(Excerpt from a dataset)
------------

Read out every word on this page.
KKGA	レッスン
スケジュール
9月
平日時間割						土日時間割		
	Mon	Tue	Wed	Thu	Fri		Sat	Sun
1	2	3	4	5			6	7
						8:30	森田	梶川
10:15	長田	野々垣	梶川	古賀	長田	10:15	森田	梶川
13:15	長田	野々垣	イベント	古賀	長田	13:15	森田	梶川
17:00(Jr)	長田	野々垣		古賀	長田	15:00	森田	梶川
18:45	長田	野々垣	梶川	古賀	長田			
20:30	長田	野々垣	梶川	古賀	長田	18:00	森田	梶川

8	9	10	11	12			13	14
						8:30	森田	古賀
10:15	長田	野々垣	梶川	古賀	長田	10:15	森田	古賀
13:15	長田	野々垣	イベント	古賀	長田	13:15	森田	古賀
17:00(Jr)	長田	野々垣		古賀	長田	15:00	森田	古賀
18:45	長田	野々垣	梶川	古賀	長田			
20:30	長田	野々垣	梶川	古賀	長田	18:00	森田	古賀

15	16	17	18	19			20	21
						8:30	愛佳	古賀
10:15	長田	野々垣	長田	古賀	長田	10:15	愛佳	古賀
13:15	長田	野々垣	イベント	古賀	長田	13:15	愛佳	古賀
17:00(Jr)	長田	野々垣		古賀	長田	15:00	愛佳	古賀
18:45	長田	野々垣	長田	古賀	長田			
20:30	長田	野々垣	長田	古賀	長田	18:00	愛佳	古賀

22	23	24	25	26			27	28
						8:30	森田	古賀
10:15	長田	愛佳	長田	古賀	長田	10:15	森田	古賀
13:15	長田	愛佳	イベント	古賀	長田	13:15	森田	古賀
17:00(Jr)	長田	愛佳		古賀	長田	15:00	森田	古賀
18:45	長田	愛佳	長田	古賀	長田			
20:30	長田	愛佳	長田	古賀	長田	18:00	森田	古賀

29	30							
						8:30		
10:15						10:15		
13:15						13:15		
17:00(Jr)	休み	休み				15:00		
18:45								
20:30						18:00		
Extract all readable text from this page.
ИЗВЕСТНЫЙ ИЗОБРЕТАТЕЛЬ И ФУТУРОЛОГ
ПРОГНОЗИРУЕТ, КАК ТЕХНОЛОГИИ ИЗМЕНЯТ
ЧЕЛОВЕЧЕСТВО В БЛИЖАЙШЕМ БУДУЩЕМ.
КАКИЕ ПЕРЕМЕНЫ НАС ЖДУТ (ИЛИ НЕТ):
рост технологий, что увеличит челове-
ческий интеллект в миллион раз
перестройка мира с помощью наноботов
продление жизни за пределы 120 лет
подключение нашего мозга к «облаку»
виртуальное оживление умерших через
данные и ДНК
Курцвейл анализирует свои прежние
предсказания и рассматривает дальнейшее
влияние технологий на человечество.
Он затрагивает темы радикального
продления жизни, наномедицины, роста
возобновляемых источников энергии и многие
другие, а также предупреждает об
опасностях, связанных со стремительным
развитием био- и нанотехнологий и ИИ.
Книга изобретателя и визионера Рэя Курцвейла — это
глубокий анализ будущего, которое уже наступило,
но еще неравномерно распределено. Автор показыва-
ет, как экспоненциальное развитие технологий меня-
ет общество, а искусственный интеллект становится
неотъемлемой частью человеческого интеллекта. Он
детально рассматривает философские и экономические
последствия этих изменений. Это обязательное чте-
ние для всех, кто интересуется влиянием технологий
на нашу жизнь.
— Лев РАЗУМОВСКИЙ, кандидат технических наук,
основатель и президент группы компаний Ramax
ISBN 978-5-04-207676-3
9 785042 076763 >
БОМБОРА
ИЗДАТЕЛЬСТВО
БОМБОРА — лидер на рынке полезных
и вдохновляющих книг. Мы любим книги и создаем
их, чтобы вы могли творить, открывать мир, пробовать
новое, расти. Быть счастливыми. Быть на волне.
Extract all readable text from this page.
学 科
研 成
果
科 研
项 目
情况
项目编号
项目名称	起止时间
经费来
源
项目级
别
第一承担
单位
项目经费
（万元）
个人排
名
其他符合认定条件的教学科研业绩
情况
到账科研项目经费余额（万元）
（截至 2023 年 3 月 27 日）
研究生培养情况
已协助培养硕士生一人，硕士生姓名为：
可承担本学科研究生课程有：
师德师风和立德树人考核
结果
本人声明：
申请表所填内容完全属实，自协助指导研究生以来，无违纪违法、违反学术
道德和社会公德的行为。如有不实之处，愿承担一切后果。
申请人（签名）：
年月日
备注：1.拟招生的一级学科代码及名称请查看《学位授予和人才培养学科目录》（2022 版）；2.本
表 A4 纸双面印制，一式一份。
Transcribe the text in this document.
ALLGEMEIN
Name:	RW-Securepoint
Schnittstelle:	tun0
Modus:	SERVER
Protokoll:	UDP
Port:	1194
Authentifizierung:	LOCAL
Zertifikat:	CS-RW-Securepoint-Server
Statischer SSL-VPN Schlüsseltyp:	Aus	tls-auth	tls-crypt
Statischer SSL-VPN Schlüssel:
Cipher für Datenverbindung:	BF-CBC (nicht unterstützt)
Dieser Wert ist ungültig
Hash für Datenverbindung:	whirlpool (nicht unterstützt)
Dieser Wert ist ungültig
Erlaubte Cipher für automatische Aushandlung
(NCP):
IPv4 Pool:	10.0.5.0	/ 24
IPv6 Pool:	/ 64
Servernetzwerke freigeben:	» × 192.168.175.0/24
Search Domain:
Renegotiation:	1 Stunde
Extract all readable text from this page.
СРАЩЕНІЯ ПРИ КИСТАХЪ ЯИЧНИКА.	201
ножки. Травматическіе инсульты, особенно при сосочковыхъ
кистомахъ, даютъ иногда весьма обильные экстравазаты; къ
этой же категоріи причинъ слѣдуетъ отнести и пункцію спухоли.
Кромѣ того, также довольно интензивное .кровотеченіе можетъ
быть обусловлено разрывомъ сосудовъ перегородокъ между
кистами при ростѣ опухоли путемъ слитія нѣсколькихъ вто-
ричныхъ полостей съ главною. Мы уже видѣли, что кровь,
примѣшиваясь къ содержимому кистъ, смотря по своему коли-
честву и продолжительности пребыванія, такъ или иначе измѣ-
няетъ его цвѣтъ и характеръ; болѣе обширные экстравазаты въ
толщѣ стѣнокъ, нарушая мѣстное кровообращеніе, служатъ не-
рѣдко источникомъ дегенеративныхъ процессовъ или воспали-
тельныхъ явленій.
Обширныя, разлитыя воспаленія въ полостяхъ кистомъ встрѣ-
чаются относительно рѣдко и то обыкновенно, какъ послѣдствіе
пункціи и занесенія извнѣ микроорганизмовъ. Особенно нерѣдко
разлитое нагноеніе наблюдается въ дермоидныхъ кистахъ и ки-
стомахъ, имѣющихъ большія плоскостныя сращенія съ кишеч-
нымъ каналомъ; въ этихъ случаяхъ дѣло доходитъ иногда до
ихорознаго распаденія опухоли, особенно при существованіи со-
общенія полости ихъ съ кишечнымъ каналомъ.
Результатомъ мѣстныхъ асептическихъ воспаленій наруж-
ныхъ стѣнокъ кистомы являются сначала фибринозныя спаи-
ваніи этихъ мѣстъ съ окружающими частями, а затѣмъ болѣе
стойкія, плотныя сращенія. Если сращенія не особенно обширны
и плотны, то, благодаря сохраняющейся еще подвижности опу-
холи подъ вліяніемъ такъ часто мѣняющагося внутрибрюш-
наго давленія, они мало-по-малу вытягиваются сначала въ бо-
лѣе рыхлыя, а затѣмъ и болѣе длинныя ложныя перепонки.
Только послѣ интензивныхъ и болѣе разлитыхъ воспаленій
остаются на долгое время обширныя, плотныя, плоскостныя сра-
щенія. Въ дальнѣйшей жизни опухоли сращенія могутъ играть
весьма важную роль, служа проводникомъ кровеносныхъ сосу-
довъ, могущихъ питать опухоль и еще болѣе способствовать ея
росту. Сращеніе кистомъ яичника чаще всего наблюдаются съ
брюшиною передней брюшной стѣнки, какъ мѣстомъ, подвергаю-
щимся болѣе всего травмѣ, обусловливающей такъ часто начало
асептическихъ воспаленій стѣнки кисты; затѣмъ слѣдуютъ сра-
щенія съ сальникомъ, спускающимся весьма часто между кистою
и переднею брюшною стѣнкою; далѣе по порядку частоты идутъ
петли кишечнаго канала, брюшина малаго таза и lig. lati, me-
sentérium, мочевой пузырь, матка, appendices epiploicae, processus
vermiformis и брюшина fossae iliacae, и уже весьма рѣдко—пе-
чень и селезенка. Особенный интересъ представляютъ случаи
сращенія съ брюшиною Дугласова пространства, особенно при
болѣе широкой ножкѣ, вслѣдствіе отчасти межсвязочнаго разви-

------------

Pull out and copy each line containing the string "рассматривает".

предсказания и рассматривает дальнейшее
детально рассматривает философские и экономические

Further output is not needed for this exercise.